"""
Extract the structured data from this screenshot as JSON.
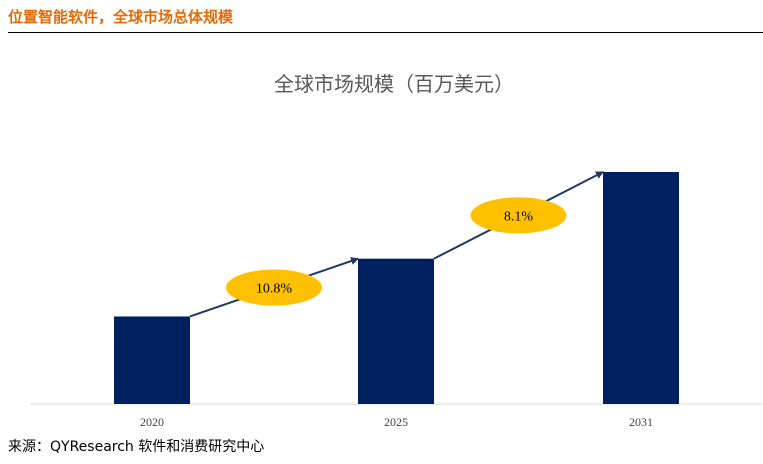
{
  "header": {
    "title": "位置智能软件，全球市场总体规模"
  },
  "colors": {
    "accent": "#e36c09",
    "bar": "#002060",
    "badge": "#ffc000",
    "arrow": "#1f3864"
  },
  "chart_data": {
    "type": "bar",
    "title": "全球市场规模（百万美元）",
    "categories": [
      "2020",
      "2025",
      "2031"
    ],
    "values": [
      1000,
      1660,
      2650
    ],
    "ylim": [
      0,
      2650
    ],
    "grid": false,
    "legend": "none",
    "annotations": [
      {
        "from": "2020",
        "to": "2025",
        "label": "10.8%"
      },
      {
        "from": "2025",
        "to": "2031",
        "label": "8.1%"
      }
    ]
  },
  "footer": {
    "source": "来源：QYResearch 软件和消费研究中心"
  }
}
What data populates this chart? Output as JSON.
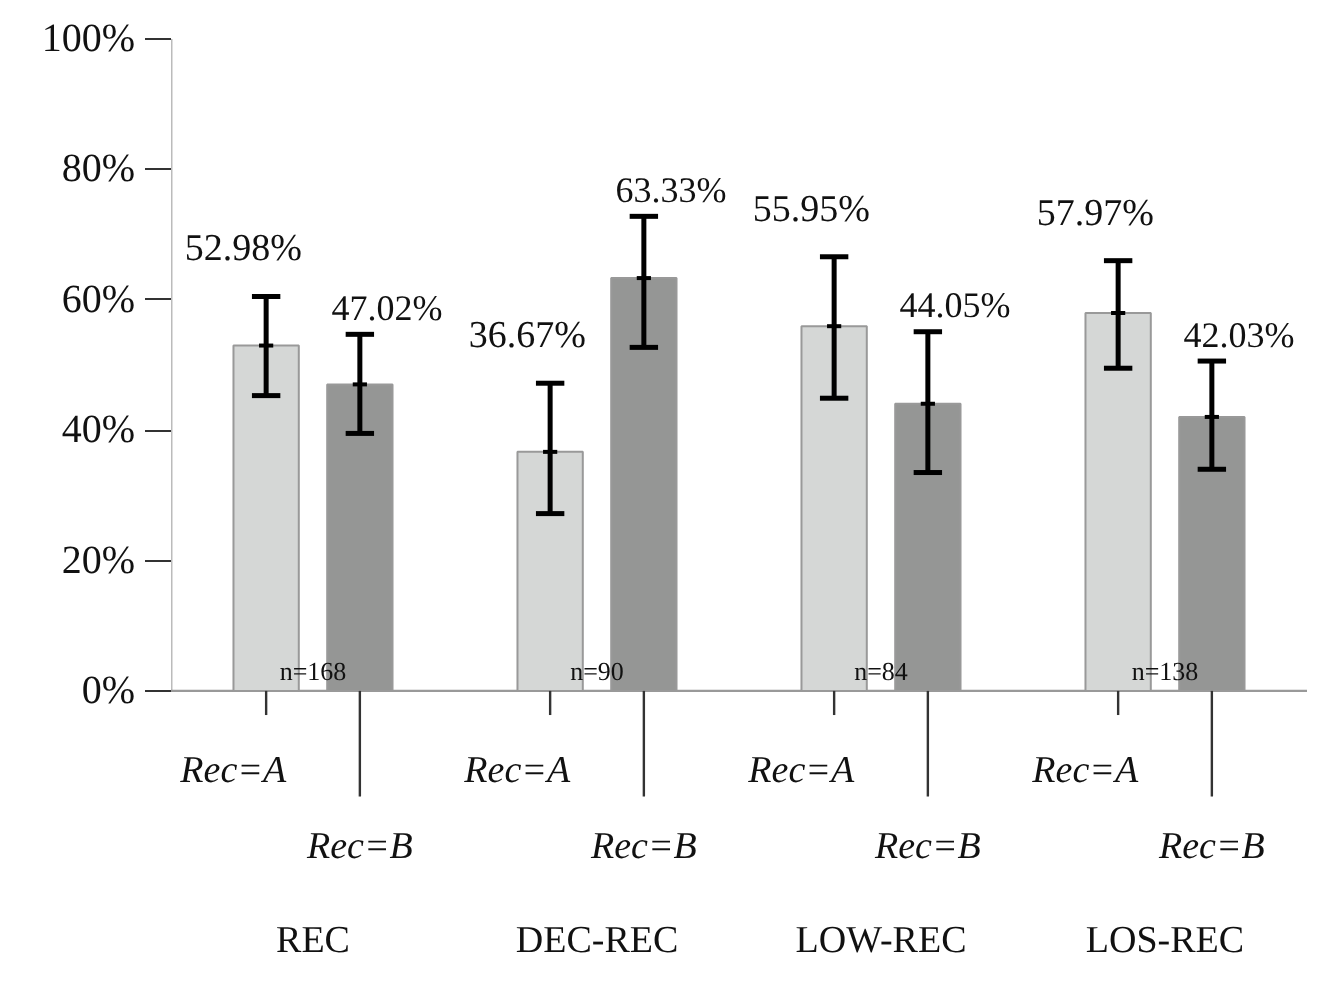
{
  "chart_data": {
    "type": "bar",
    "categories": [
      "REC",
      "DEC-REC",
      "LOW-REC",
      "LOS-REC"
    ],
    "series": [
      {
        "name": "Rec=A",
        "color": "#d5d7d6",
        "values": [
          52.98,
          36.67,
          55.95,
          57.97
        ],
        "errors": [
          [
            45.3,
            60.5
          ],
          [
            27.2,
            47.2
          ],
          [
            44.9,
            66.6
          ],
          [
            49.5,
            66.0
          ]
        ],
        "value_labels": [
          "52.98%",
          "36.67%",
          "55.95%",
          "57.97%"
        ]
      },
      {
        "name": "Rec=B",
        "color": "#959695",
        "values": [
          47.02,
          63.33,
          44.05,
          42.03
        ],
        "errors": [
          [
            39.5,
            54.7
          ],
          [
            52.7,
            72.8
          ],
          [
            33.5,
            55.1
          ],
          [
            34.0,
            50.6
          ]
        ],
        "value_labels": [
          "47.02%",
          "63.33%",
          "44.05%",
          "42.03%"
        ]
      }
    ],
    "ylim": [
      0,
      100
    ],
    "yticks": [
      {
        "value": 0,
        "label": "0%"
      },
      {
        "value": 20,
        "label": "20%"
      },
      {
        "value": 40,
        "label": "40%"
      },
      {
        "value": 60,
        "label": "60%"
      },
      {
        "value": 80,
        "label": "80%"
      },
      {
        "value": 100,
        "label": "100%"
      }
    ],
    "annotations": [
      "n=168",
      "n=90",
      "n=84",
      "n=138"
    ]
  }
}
"""
*YOUR TASK*. Copy out all the data exactly; skip the pictures.

*RESULT BELOW*.
Extract the structured data from this screenshot as JSON.
{
  "header": {
    "title": "位置智能软件，全球市场总体规模"
  },
  "colors": {
    "accent": "#e36c09",
    "bar": "#002060",
    "badge": "#ffc000",
    "arrow": "#1f3864"
  },
  "chart_data": {
    "type": "bar",
    "title": "全球市场规模（百万美元）",
    "categories": [
      "2020",
      "2025",
      "2031"
    ],
    "values": [
      1000,
      1660,
      2650
    ],
    "ylim": [
      0,
      2650
    ],
    "grid": false,
    "legend": "none",
    "annotations": [
      {
        "from": "2020",
        "to": "2025",
        "label": "10.8%"
      },
      {
        "from": "2025",
        "to": "2031",
        "label": "8.1%"
      }
    ]
  },
  "footer": {
    "source": "来源：QYResearch 软件和消费研究中心"
  }
}
What data populates this chart? Output as JSON.
{
  "chart_data": {
    "type": "bar",
    "categories": [
      "REC",
      "DEC-REC",
      "LOW-REC",
      "LOS-REC"
    ],
    "series": [
      {
        "name": "Rec=A",
        "color": "#d5d7d6",
        "values": [
          52.98,
          36.67,
          55.95,
          57.97
        ],
        "errors": [
          [
            45.3,
            60.5
          ],
          [
            27.2,
            47.2
          ],
          [
            44.9,
            66.6
          ],
          [
            49.5,
            66.0
          ]
        ],
        "value_labels": [
          "52.98%",
          "36.67%",
          "55.95%",
          "57.97%"
        ]
      },
      {
        "name": "Rec=B",
        "color": "#959695",
        "values": [
          47.02,
          63.33,
          44.05,
          42.03
        ],
        "errors": [
          [
            39.5,
            54.7
          ],
          [
            52.7,
            72.8
          ],
          [
            33.5,
            55.1
          ],
          [
            34.0,
            50.6
          ]
        ],
        "value_labels": [
          "47.02%",
          "63.33%",
          "44.05%",
          "42.03%"
        ]
      }
    ],
    "ylim": [
      0,
      100
    ],
    "yticks": [
      {
        "value": 0,
        "label": "0%"
      },
      {
        "value": 20,
        "label": "20%"
      },
      {
        "value": 40,
        "label": "40%"
      },
      {
        "value": 60,
        "label": "60%"
      },
      {
        "value": 80,
        "label": "80%"
      },
      {
        "value": 100,
        "label": "100%"
      }
    ],
    "annotations": [
      "n=168",
      "n=90",
      "n=84",
      "n=138"
    ]
  }
}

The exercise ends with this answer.